## Work to complete
Copy out all the lines in the records that include the word "Podlažnost".
◇ ◇ ◇ ◇
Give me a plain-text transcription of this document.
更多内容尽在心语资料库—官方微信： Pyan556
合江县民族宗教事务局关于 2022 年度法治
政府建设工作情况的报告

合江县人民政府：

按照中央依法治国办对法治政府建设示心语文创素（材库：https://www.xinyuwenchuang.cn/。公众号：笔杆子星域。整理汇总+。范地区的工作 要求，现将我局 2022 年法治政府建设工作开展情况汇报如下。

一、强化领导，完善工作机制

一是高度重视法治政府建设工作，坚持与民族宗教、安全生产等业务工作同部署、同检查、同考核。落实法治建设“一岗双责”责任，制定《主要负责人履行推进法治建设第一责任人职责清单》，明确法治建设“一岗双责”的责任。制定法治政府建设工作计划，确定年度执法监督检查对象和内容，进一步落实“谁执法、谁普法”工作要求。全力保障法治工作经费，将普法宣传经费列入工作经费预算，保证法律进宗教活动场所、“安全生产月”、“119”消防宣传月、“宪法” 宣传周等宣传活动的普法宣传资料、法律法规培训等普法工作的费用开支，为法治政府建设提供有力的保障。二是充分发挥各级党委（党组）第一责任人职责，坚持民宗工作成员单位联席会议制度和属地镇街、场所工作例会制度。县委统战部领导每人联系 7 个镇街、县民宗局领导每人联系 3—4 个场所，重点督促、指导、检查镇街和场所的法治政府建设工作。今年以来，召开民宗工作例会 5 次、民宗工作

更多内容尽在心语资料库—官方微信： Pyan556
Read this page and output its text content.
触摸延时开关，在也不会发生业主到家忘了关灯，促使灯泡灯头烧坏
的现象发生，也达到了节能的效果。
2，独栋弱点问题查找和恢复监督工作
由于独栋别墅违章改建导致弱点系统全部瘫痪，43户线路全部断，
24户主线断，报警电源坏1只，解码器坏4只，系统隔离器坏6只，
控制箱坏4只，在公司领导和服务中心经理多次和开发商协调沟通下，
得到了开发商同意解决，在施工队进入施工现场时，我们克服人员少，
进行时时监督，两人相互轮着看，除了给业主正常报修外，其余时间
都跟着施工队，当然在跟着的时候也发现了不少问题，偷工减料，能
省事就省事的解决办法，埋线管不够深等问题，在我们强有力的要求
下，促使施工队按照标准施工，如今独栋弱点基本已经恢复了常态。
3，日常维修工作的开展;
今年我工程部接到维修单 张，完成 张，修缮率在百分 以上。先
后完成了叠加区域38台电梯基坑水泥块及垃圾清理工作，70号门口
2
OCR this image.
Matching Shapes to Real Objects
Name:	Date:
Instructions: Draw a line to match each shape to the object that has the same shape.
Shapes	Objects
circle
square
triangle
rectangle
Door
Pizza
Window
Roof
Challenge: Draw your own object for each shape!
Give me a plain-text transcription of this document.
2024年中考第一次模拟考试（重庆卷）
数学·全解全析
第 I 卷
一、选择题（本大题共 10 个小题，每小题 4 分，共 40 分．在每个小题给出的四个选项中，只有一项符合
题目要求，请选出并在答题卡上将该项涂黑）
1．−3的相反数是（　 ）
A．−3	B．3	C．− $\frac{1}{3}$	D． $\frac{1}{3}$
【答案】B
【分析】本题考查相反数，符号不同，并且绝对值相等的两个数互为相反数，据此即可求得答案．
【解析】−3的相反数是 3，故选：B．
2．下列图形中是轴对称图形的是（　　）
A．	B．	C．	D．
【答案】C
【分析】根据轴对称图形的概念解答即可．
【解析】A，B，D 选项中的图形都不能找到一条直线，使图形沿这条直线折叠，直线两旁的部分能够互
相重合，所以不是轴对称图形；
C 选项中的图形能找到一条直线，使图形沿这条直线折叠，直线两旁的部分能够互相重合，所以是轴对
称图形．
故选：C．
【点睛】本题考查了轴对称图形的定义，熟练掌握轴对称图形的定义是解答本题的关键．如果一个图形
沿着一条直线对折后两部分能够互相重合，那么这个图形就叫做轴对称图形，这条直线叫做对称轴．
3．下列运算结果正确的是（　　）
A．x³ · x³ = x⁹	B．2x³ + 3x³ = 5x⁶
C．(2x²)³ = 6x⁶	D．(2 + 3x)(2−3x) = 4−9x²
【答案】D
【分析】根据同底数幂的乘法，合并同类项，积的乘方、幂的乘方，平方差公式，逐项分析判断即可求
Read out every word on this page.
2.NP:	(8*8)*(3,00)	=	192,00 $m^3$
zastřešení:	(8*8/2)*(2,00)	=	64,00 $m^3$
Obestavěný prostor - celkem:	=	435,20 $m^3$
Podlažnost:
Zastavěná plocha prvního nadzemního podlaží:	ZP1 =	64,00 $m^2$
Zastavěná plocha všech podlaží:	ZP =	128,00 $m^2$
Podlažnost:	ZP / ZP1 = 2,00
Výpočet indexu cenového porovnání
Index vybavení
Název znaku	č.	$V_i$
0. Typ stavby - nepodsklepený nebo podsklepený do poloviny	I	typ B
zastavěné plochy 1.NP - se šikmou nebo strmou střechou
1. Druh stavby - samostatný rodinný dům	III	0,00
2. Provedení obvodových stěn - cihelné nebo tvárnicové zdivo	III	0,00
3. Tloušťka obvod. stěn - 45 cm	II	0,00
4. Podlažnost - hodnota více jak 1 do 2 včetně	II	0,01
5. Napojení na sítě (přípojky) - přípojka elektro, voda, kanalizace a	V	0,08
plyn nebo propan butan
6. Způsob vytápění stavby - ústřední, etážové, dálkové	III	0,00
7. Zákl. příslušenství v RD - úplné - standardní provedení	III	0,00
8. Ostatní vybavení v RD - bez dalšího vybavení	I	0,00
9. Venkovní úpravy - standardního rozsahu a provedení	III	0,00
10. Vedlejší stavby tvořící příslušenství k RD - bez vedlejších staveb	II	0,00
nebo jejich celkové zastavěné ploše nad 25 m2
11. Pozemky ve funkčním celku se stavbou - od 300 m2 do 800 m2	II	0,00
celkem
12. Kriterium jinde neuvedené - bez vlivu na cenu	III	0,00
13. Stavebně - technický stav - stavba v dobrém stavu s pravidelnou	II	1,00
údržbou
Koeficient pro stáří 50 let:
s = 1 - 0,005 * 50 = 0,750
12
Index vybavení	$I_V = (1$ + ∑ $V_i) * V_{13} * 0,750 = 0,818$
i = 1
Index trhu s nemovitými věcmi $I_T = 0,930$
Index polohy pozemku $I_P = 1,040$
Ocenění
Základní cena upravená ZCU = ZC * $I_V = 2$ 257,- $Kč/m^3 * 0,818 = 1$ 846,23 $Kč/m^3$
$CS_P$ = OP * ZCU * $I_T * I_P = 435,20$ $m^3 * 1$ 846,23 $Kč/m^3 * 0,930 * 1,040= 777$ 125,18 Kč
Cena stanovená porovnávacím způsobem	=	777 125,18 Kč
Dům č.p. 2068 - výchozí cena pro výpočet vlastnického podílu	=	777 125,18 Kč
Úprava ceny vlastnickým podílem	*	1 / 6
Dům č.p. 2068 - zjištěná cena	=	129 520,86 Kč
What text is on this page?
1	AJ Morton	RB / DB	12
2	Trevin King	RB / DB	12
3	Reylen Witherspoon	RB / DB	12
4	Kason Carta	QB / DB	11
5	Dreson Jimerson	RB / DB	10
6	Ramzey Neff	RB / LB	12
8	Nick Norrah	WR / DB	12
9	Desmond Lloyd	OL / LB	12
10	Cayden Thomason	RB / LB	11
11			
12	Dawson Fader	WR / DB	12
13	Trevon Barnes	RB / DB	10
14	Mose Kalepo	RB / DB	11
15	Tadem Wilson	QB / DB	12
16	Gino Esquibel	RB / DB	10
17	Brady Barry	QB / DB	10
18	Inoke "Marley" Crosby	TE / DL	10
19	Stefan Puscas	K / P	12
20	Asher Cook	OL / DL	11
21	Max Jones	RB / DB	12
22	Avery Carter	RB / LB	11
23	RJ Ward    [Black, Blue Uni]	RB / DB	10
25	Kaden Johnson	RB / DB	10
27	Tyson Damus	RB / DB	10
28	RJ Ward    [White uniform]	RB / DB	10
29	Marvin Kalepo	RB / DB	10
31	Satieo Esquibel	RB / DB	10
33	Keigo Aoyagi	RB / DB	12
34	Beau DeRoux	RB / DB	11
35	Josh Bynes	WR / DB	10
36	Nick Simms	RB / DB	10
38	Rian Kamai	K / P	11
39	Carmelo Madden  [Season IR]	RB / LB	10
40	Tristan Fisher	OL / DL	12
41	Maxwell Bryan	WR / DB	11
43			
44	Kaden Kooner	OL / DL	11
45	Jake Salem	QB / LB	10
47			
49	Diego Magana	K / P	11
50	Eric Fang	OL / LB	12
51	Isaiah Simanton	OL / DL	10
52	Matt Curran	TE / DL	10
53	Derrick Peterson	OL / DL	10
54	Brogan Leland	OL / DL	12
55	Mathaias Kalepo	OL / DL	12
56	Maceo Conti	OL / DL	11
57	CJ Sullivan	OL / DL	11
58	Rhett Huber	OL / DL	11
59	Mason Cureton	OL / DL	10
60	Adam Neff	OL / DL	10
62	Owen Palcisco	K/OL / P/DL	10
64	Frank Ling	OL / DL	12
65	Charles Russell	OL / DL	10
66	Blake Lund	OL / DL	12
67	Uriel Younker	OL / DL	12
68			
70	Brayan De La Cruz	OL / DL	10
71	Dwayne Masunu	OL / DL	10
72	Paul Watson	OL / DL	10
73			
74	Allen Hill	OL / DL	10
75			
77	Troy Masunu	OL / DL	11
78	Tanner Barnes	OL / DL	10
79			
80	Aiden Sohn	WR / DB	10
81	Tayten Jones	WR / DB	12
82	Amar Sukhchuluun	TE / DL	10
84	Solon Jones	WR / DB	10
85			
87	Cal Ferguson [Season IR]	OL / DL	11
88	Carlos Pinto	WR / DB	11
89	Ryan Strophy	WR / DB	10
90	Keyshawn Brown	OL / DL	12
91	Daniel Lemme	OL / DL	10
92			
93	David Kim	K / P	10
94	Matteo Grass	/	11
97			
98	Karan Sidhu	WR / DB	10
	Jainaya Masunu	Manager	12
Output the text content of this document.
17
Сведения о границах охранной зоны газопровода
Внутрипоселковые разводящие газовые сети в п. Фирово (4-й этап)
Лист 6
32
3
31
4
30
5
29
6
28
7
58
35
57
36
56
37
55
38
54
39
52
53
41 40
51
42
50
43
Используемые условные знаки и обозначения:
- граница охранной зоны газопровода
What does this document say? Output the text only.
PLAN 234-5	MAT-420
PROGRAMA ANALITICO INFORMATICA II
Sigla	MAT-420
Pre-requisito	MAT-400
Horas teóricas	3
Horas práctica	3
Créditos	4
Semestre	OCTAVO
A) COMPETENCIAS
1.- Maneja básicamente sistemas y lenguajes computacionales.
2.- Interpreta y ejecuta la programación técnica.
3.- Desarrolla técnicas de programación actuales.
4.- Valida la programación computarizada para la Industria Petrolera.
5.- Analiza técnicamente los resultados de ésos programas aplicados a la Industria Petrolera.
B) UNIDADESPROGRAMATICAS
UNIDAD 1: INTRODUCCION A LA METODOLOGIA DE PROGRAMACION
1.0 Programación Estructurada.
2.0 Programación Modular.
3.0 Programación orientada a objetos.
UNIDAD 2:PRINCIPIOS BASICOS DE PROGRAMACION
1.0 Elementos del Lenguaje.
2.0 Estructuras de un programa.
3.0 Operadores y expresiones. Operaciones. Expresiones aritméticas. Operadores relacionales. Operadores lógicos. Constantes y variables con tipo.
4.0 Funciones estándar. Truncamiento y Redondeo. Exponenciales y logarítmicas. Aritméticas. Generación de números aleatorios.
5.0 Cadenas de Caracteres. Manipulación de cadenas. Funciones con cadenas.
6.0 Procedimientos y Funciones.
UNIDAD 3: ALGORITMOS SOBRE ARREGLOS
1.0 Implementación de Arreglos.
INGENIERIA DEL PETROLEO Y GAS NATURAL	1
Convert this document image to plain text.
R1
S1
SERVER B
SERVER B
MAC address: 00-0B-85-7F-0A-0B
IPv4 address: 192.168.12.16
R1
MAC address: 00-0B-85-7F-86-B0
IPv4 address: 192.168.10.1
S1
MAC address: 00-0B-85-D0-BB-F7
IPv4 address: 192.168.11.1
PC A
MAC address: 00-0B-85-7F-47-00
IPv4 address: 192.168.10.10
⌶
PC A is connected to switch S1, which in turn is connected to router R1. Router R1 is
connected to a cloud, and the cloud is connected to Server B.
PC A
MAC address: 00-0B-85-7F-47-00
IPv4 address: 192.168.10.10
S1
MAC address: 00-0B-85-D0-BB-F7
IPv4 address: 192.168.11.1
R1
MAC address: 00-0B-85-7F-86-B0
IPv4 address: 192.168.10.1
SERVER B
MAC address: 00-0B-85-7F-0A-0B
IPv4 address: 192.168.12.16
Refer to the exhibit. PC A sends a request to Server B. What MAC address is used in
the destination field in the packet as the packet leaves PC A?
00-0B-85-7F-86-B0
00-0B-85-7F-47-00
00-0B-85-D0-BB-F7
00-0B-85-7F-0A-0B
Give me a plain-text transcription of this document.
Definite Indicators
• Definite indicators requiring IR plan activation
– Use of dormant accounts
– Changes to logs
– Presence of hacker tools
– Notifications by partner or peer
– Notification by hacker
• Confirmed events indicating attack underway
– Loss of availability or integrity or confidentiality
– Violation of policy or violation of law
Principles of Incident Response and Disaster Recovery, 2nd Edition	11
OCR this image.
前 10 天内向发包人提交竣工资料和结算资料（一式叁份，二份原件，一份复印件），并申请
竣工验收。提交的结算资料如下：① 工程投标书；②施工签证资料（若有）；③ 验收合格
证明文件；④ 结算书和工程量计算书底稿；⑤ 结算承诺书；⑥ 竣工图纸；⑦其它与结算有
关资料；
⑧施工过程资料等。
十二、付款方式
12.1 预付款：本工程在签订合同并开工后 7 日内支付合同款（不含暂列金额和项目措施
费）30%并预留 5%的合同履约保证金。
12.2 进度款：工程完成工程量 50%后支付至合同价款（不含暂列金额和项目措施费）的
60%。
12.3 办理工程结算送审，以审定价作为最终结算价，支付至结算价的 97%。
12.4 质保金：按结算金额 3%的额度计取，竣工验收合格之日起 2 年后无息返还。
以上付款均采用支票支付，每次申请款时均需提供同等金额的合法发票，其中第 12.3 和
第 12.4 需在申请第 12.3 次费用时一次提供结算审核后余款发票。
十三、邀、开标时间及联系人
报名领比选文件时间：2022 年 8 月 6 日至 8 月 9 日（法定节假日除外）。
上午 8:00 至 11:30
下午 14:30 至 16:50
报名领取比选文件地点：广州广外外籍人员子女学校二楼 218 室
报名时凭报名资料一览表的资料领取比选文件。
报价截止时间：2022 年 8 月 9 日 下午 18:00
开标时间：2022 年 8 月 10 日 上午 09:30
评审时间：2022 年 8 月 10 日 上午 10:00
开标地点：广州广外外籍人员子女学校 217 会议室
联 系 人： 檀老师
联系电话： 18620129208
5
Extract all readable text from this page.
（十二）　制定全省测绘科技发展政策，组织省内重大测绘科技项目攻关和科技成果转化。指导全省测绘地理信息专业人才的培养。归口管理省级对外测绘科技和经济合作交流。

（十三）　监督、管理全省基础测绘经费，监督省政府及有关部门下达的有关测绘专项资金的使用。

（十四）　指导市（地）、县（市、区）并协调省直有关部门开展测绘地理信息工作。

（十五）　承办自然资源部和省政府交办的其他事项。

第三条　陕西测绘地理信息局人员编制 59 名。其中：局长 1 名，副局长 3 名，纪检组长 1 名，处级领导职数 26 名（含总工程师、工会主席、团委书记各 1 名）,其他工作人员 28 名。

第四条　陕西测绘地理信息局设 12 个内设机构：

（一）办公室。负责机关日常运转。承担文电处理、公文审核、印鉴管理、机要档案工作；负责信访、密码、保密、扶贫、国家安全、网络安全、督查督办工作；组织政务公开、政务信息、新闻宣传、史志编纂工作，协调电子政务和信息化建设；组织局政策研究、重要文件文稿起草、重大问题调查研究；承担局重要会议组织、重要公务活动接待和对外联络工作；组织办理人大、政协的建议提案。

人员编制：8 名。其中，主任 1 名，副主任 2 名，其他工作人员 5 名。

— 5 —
◇ ◇ ◇ ◇
## Response to the task
Podlažnost:
Podlažnost:	ZP / ZP1 = 2,00
4. Podlažnost - hodnota více jak 1 do 2 včetně	II	0,01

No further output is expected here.